# WHAT IS BEING ASKED
Extract each line of the records below that contains the word "BLACK".

# PROVIDED INFORMATION
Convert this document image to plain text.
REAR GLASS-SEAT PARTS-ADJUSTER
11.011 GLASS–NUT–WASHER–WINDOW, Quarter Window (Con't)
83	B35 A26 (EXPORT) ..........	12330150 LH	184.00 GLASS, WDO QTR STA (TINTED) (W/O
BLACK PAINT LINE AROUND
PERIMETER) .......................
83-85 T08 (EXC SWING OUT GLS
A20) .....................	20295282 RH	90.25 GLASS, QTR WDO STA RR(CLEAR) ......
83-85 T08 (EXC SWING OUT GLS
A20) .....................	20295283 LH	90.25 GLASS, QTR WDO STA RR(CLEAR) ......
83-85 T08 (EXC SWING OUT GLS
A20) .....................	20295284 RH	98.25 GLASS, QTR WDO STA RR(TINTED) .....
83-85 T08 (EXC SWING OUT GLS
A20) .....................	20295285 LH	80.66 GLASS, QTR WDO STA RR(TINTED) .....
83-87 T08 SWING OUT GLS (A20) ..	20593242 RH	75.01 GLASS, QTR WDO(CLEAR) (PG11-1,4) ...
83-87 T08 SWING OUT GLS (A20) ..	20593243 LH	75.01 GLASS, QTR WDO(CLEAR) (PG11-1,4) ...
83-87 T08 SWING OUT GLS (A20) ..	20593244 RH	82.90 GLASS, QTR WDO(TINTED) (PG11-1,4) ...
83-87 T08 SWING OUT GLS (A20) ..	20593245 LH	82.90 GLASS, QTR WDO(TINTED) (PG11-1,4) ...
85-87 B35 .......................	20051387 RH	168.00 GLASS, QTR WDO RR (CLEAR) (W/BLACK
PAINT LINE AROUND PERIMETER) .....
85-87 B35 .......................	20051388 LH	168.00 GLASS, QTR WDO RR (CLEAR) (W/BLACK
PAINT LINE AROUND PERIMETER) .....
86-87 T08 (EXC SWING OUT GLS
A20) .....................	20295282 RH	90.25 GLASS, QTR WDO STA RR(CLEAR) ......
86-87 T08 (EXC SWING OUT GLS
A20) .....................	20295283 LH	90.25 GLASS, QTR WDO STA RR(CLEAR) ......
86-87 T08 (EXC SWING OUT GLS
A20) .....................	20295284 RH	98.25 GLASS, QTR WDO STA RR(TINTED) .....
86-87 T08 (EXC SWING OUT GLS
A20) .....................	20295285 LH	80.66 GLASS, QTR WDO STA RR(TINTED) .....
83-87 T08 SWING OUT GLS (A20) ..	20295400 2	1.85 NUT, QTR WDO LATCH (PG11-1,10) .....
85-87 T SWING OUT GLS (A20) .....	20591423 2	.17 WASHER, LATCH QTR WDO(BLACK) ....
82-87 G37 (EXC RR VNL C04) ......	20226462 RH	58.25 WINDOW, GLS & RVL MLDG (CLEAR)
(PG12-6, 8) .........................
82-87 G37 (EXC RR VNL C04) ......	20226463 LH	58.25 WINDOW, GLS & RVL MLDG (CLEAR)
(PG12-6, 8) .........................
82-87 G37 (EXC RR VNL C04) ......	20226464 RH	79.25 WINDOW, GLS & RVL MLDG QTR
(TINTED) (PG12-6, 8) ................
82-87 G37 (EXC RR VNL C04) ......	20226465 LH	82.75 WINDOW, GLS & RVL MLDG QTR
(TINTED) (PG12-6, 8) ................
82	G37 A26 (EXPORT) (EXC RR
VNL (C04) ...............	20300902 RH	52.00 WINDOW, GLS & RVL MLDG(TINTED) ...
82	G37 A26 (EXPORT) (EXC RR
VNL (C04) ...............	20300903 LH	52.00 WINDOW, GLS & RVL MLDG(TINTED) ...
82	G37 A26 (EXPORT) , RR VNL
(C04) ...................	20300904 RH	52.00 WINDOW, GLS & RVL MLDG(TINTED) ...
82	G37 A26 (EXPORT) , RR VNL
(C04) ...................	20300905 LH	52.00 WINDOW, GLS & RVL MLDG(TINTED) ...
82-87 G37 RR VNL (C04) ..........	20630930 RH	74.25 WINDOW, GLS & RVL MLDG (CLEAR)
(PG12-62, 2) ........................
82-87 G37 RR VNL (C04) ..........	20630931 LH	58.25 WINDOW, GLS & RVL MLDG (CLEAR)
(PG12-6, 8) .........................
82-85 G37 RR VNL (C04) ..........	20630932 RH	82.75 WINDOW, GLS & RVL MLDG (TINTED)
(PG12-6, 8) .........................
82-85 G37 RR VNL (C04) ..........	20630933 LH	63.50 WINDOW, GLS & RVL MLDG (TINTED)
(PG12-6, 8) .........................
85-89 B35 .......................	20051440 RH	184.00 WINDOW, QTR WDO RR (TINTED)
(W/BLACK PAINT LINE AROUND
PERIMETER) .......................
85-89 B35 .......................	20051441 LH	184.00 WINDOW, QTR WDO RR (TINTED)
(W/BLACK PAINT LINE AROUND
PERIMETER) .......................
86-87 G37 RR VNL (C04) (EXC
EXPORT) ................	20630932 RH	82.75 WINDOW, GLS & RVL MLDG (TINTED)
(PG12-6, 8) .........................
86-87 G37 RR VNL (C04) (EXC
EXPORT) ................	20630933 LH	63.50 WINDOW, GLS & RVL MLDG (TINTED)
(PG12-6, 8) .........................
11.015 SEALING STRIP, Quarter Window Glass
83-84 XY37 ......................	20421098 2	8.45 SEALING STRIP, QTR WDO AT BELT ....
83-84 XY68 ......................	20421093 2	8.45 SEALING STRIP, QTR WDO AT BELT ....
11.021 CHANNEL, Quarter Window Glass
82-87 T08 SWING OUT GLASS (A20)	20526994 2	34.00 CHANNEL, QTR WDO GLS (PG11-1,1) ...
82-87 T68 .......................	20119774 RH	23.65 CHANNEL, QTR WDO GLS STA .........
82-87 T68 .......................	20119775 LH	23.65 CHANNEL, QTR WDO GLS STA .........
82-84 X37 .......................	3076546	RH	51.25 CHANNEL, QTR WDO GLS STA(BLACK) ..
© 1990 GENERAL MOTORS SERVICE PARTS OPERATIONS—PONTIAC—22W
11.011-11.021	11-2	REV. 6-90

# RESULT FOR THIS EXERCISE
BLACK PAINT LINE AROUND
85-87 B35 .......................	20051387 RH	168.00 GLASS, QTR WDO RR (CLEAR) (W/BLACK
85-87 B35 .......................	20051388 LH	168.00 GLASS, QTR WDO RR (CLEAR) (W/BLACK
85-87 T SWING OUT GLS (A20) .....	20591423 2	.17 WASHER, LATCH QTR WDO(BLACK) ....
(W/BLACK PAINT LINE AROUND
(W/BLACK PAINT LINE AROUND
82-84 X37 .......................	3076546	RH	51.25 CHANNEL, QTR WDO GLS STA(BLACK) ..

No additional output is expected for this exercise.